→ **WHAT IS ASKED**:
Can you extend the passage on the membrane-supported thermoelectric module, continuing on from its final sentence?

→ **READING TEXT**:
=-=-=

In one embodiment, membrane-supported thermoelectric subassembly 225 is ready to receive two terminal thermal interface films 320 as illustrated in FIG. 3B. When thermal interface films 320A and 320B are bonded to membrane-supported thermoelectric subassembly 225, membrane-supported thermoelectric module 350 is formed. Thermal interface films 320 serve as the outermost contact surface layer in a membrane-supported thermoelectric module 350 and are selected based on a combination of high thermal conductivity, ease of manufacturing and compatibility with an operational temperature range and the object to be contacted. Separate thermal interface films 320 are applied to the top 320A and bottom 320B of membrane-supported thermoelectric subassembly 225. In one embodiment, each thermal interface film 320 is attached to patterned electrode layer 321 and the pattern is different for the top film 320A and bottom film 320B to accommodate different electrical connectivity between consolidated thermoelectric elements 220 traversing membrane 201. In one embodiment, patterned electrode layer 321 is an electrical contact material disposed to electrically connect selected elements of thermoelectric material. On both consolidated thermoelectric element top face 221 and bottom face 222, patterned electrode layer 321 is designed to bridge individual, or selected groups of consolidated thermoelectric elements 220. Embodiments may include designs for a single electric circuit path, or alternatively multiple circuit paths that can be independently addressed. Registration of patterned electrode layer 321 is selected such that electrical connectivity is maintained between selected consolidated thermoelectric elements 220 using solder layer 224 as the bonding intermediary.

=-=-=

→ **GIVEN DATA**:
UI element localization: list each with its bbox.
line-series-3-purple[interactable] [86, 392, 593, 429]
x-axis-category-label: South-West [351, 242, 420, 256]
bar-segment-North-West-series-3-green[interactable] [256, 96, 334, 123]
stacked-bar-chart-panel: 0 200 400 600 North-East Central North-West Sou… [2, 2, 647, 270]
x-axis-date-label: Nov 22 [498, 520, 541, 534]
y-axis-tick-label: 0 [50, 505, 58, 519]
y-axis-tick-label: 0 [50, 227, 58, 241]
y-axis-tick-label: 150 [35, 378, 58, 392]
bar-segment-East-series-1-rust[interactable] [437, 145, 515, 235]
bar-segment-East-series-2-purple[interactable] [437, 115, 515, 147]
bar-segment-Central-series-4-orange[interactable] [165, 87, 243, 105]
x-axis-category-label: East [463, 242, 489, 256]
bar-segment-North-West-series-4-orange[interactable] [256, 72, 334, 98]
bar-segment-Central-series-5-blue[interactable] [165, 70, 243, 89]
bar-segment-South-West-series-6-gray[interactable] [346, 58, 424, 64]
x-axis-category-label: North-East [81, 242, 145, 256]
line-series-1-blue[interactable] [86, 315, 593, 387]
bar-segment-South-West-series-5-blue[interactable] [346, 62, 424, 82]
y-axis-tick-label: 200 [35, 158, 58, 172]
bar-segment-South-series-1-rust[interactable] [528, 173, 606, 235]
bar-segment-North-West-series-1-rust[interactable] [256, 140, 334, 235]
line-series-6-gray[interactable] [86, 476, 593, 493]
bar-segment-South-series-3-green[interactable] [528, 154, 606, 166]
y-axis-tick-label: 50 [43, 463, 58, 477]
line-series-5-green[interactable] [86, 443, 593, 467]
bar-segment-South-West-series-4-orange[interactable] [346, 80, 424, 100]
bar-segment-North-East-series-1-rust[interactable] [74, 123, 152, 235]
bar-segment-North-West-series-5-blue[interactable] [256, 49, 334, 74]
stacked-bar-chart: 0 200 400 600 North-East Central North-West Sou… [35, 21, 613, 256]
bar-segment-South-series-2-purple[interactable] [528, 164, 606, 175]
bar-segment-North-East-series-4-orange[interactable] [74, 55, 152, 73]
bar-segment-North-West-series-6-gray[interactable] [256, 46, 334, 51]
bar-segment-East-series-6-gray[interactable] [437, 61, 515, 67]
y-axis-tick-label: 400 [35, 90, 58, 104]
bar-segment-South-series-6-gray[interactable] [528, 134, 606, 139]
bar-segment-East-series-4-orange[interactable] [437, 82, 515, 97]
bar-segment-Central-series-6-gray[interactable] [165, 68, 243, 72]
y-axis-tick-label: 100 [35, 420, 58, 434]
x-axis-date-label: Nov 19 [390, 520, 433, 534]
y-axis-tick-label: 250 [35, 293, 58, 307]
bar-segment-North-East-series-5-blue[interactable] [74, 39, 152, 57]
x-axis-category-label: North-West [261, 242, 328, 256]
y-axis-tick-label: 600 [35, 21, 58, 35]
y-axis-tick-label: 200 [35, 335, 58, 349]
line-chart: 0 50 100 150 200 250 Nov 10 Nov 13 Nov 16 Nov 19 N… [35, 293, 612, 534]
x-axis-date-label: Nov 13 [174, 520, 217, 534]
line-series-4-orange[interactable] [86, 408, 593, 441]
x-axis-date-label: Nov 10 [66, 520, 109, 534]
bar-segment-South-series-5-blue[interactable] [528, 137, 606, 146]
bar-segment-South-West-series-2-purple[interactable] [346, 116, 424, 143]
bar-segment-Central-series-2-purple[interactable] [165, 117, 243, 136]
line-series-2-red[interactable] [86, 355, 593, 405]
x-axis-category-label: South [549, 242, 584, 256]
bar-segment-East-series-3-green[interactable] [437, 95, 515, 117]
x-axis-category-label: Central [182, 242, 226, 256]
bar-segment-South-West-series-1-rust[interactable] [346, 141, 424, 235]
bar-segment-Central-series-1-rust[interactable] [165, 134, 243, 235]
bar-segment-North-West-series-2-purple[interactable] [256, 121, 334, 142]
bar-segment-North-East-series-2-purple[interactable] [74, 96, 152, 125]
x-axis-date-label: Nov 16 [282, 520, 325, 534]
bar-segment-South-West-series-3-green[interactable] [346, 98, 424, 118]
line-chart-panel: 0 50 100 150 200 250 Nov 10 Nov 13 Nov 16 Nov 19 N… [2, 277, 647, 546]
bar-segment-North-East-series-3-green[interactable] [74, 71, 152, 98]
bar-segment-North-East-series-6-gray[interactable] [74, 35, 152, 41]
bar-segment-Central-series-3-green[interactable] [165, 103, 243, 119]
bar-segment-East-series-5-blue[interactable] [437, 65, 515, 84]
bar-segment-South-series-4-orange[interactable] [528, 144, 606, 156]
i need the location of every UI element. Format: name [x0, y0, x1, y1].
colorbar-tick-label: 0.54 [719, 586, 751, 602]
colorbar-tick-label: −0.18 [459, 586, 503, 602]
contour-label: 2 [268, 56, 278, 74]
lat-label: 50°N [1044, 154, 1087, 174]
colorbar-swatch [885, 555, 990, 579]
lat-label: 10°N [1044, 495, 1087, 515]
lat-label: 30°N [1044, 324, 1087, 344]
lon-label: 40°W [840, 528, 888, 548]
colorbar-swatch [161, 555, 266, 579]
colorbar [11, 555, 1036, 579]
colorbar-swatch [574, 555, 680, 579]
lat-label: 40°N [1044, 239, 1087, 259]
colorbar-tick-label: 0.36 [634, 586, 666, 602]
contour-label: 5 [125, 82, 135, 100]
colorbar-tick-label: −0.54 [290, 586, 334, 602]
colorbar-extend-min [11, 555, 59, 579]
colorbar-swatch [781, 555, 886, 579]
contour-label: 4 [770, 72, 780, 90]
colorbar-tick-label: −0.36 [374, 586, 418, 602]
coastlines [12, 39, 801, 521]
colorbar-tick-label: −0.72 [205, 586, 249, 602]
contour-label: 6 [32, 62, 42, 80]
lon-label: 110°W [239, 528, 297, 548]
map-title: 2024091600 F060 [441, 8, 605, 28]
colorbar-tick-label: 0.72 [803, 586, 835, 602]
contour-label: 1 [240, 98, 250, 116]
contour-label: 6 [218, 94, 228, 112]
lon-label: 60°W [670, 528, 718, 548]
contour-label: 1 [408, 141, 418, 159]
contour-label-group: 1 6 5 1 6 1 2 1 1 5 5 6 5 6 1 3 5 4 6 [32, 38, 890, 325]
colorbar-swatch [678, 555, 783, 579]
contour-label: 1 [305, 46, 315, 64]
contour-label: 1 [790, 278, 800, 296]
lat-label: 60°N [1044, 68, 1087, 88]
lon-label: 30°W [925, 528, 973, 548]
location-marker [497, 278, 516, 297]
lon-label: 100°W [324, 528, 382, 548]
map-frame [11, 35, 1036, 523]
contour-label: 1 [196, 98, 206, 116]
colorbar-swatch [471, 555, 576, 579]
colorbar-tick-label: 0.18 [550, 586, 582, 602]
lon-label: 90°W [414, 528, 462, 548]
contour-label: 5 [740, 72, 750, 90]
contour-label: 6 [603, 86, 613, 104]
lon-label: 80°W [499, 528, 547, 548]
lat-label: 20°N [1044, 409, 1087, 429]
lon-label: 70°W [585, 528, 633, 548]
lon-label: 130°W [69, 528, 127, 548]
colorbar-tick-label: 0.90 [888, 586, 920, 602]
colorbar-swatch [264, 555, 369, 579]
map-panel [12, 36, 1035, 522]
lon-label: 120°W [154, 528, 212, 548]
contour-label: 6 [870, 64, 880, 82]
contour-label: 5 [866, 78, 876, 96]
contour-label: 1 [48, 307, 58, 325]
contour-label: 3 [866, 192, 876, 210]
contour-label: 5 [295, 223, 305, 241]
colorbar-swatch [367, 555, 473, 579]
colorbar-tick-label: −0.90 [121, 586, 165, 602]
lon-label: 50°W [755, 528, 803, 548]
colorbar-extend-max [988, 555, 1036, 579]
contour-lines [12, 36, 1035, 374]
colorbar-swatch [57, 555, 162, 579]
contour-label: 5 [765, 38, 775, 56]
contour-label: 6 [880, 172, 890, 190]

=-=-=

→ **OUTPUT BELOW**:
Thermal interface films 320 may comprise single and multiple thermal interface material layers. A bilayer embodiment of thermal interface film 320 is illustrated in FIG. 3B having a thicker thermal transport layer 322 (e.g., a metal foil with high thermal conductivity such as copper or aluminum, noble metals, refractory metals and other non-metal or composites with high thermal conductivity) and a electrically insulating interface film 323 (e.g., a polyimide film, for example Kapton®; E. I. du Pont de Nemours and Co., Wilmington, Del., USA). In some embodiments such as when ease and cost of manufacturing are considerations, thermal interface film 320 may comprise a polymer film alone wherein the overall thickness is kept low to keep the thermal conductivity high. Other embodiments may include ceramic sheets as the thermal interface films such as AlN or ceria. In some embodiments, electrically insulating interface film 323 may comprise a ceramic or glass layer such as silicon dioxide, silicon nitride or other oxide insulators that are deposited using vacuum deposition techniques such as sputtering, thermal evaporation, or e-beam evaporation. In other embodiments, a high thermal conductivity layer such as aluminum nitride (AlN) maybe be deposited as electrically insulating interface film 323. Electrically insulating interface film 323 serves to electrically isolate thermal transport layer 322 from patterned electrode layer 321 and provides low thermal resistance.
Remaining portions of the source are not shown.